▶ Aim
Beneath this task is a listing. State how many of its lines include the string "JSON", giving nothing but the number.
— Begin Records to use —
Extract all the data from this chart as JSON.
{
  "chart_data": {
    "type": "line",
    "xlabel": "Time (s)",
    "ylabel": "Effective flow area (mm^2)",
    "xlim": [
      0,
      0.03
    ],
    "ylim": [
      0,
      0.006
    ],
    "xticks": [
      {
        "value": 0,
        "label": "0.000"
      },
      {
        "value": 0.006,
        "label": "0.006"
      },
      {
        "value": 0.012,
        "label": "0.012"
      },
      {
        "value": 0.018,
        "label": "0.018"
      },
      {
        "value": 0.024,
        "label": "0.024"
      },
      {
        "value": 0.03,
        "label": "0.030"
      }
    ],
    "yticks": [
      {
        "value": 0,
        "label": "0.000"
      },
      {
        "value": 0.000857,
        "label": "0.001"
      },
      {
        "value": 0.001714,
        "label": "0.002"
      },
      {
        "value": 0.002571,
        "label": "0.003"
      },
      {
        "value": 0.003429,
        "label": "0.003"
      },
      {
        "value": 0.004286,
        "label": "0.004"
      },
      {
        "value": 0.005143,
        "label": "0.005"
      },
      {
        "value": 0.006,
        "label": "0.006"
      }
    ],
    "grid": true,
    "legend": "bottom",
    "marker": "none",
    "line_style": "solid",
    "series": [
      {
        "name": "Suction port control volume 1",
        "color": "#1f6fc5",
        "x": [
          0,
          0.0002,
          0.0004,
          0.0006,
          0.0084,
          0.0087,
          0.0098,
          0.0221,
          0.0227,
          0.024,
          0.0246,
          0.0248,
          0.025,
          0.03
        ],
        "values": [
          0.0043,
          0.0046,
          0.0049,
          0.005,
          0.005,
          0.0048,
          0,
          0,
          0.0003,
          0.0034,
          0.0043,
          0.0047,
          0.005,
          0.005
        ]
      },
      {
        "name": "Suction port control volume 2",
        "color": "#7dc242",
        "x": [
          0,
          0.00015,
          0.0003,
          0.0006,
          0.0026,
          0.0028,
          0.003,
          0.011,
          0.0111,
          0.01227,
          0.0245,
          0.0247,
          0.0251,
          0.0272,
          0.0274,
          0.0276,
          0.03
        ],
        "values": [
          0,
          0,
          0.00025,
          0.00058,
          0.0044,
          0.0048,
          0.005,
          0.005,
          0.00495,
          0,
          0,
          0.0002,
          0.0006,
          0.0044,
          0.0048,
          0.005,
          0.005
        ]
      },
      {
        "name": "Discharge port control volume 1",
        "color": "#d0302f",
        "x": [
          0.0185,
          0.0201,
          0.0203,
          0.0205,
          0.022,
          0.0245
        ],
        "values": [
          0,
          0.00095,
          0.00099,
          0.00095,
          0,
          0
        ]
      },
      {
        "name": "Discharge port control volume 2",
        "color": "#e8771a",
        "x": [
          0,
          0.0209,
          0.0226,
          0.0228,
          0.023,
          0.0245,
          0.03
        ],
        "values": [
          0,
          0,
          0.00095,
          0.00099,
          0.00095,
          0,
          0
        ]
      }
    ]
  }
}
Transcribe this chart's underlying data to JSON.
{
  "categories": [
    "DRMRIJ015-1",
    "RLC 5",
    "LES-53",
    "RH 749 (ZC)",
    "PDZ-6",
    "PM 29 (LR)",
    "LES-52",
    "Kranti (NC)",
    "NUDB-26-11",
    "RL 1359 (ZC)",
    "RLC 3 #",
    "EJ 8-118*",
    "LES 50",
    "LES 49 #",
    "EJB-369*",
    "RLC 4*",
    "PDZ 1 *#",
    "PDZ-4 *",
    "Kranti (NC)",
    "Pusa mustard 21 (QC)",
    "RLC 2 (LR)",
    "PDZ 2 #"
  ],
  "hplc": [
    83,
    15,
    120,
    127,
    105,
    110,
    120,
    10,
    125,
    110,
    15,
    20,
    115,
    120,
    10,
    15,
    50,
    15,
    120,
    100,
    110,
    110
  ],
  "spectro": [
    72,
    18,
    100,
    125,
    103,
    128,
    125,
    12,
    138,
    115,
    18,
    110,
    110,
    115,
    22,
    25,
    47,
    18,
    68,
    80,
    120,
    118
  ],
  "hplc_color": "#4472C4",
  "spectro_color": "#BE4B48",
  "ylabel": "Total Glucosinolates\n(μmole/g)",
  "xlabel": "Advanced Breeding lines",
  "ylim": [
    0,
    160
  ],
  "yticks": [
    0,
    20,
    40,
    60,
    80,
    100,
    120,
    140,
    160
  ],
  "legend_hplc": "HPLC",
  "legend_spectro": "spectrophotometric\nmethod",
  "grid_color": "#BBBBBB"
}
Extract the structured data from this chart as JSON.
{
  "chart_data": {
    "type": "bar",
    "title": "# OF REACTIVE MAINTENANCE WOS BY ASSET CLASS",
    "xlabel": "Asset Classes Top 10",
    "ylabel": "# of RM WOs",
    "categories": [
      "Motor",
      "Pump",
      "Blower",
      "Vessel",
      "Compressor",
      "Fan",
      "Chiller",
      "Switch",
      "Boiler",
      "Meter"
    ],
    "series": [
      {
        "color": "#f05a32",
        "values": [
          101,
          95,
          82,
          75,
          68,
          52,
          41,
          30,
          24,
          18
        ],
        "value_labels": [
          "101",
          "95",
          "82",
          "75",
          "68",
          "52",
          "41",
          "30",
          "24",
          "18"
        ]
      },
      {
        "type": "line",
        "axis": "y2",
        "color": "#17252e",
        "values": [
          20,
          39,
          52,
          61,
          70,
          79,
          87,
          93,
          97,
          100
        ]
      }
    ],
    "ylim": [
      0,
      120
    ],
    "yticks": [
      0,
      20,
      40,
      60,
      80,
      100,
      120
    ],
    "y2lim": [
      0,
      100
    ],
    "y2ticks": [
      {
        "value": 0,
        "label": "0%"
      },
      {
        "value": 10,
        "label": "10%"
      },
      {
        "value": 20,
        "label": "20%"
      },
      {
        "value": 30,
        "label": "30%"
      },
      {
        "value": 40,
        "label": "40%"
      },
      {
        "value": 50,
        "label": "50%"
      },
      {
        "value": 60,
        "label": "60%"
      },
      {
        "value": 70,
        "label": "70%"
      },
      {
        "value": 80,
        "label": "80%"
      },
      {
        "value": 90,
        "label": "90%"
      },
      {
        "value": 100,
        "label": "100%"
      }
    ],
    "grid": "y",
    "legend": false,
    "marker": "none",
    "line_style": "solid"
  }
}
— End Records to use —
▶ Answer
3